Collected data
* Begin *

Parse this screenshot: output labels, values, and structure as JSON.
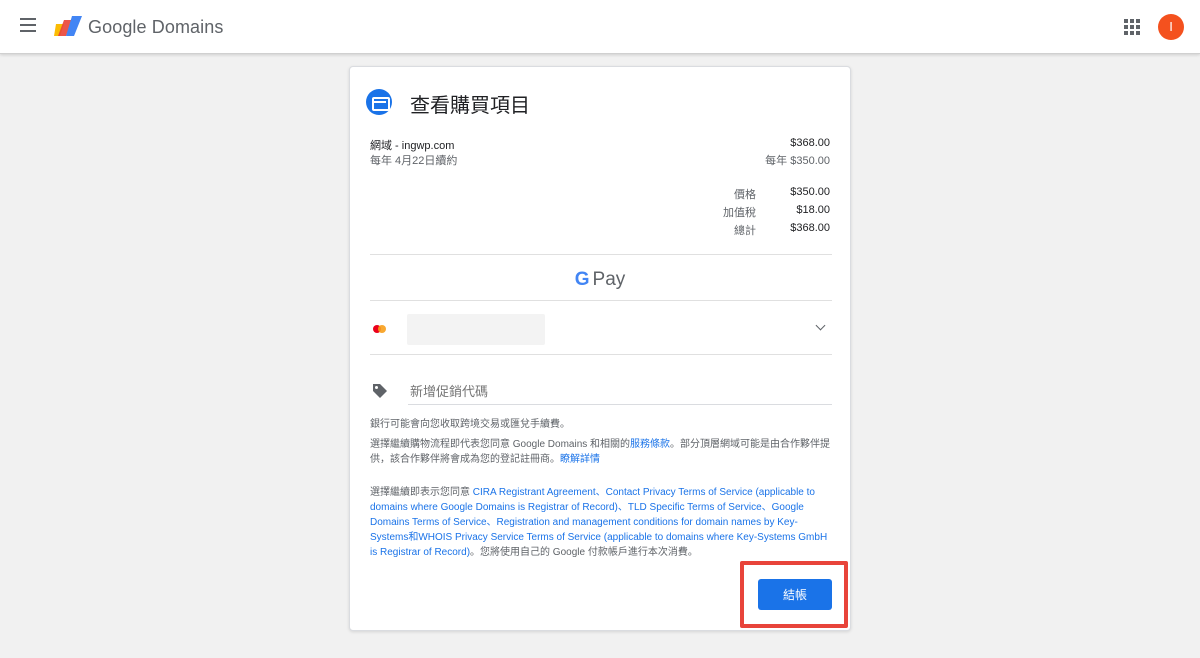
{
  "header": {
    "brand": "Google Domains",
    "avatar_letter": "I",
    "avatar_color": "#f4511e"
  },
  "card": {
    "title": "查看購買項目",
    "item": {
      "name": "網域 - ingwp.com",
      "renewal": "每年 4月22日續約",
      "price": "$368.00",
      "renewal_price": "每年 $350.00"
    },
    "summary": [
      {
        "label": "價格",
        "value": "$350.00"
      },
      {
        "label": "加值稅",
        "value": "$18.00"
      },
      {
        "label": "總計",
        "value": "$368.00"
      }
    ],
    "gpay_label": "Pay",
    "promo_placeholder": "新增促銷代碼",
    "notes": {
      "bank_fee": "銀行可能會向您收取跨境交易或匯兌手續費。",
      "agree_prefix": "選擇繼續購物流程即代表您同意 Google Domains 和相關的",
      "terms_link": "服務條款",
      "agree_suffix": "。部分頂層網域可能是由合作夥伴提供，該合作夥伴將會成為您的登記註冊商。",
      "learn_more": "瞭解詳情",
      "legal_prefix": "選擇繼續即表示您同意 ",
      "legal_links": "CIRA Registrant Agreement、Contact Privacy Terms of Service (applicable to domains where Google Domains is Registrar of Record)、TLD Specific Terms of Service、Google Domains Terms of Service、Registration and management conditions for domain names by Key-Systems和WHOIS Privacy Service Terms of Service (applicable to domains where Key-Systems GmbH is Registrar of Record)",
      "legal_suffix": "。您將使用自己的 Google 付款帳戶進行本次消費。"
    },
    "checkout_label": "結帳"
  },
  "colors": {
    "accent": "#1a73e8",
    "highlight": "#e8443a"
  },
  "icons": [
    "menu-icon",
    "google-domains-logo-icon",
    "apps-grid-icon",
    "credit-card-icon",
    "google-g-icon",
    "mastercard-icon",
    "chevron-down-icon",
    "tag-icon"
  ]
}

* End *

**Stated exercise:**
Repeat each entry exactly. Pictures do not belong in the copy.

**Result:**
Parse this screenshot: output labels, values, and structure as JSON.
{
  "header": {
    "brand": "Google Domains",
    "avatar_letter": "I",
    "avatar_color": "#f4511e"
  },
  "card": {
    "title": "查看購買項目",
    "item": {
      "name": "網域 - ingwp.com",
      "renewal": "每年 4月22日續約",
      "price": "$368.00",
      "renewal_price": "每年 $350.00"
    },
    "summary": [
      {
        "label": "價格",
        "value": "$350.00"
      },
      {
        "label": "加值稅",
        "value": "$18.00"
      },
      {
        "label": "總計",
        "value": "$368.00"
      }
    ],
    "gpay_label": "Pay",
    "promo_placeholder": "新增促銷代碼",
    "notes": {
      "bank_fee": "銀行可能會向您收取跨境交易或匯兌手續費。",
      "agree_prefix": "選擇繼續購物流程即代表您同意 Google Domains 和相關的",
      "terms_link": "服務條款",
      "agree_suffix": "。部分頂層網域可能是由合作夥伴提供，該合作夥伴將會成為您的登記註冊商。",
      "learn_more": "瞭解詳情",
      "legal_prefix": "選擇繼續即表示您同意 ",
      "legal_links": "CIRA Registrant Agreement、Contact Privacy Terms of Service (applicable to domains where Google Domains is Registrar of Record)、TLD Specific Terms of Service、Google Domains Terms of Service、Registration and management conditions for domain names by Key-Systems和WHOIS Privacy Service Terms of Service (applicable to domains where Key-Systems GmbH is Registrar of Record)",
      "legal_suffix": "。您將使用自己的 Google 付款帳戶進行本次消費。"
    },
    "checkout_label": "結帳"
  },
  "colors": {
    "accent": "#1a73e8",
    "highlight": "#e8443a"
  },
  "icons": [
    "menu-icon",
    "google-domains-logo-icon",
    "apps-grid-icon",
    "credit-card-icon",
    "google-g-icon",
    "mastercard-icon",
    "chevron-down-icon",
    "tag-icon"
  ]
}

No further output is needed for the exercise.